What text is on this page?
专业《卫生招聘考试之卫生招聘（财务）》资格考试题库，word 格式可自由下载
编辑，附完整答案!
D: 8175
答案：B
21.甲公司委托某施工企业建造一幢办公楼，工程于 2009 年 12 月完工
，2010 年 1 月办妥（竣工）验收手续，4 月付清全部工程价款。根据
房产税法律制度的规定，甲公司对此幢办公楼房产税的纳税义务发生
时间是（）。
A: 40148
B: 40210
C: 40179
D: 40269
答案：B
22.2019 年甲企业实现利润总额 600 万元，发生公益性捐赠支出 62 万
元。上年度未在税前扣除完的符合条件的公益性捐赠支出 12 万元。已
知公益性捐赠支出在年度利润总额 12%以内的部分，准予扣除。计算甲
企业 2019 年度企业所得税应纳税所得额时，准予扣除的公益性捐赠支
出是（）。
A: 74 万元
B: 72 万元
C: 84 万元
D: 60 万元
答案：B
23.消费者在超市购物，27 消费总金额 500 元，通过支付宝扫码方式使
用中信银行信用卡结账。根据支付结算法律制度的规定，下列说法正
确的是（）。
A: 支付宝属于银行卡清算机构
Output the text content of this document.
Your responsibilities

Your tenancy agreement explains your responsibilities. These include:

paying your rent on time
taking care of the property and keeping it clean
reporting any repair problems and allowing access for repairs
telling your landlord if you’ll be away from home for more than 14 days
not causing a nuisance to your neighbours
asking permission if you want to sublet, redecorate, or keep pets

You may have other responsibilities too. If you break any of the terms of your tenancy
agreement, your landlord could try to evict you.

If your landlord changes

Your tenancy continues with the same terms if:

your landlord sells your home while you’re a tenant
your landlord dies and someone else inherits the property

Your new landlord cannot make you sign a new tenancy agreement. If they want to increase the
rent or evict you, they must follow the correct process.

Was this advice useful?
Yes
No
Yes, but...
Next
_____
_TASK INSTRUCTIONS_
Find the word "responsibilities" in the data and show each line that holds it.

_REPLY_
Your responsibilities
Your tenancy agreement explains your responsibilities. These include:
You may have other responsibilities too. If you break any of the terms of your tenancy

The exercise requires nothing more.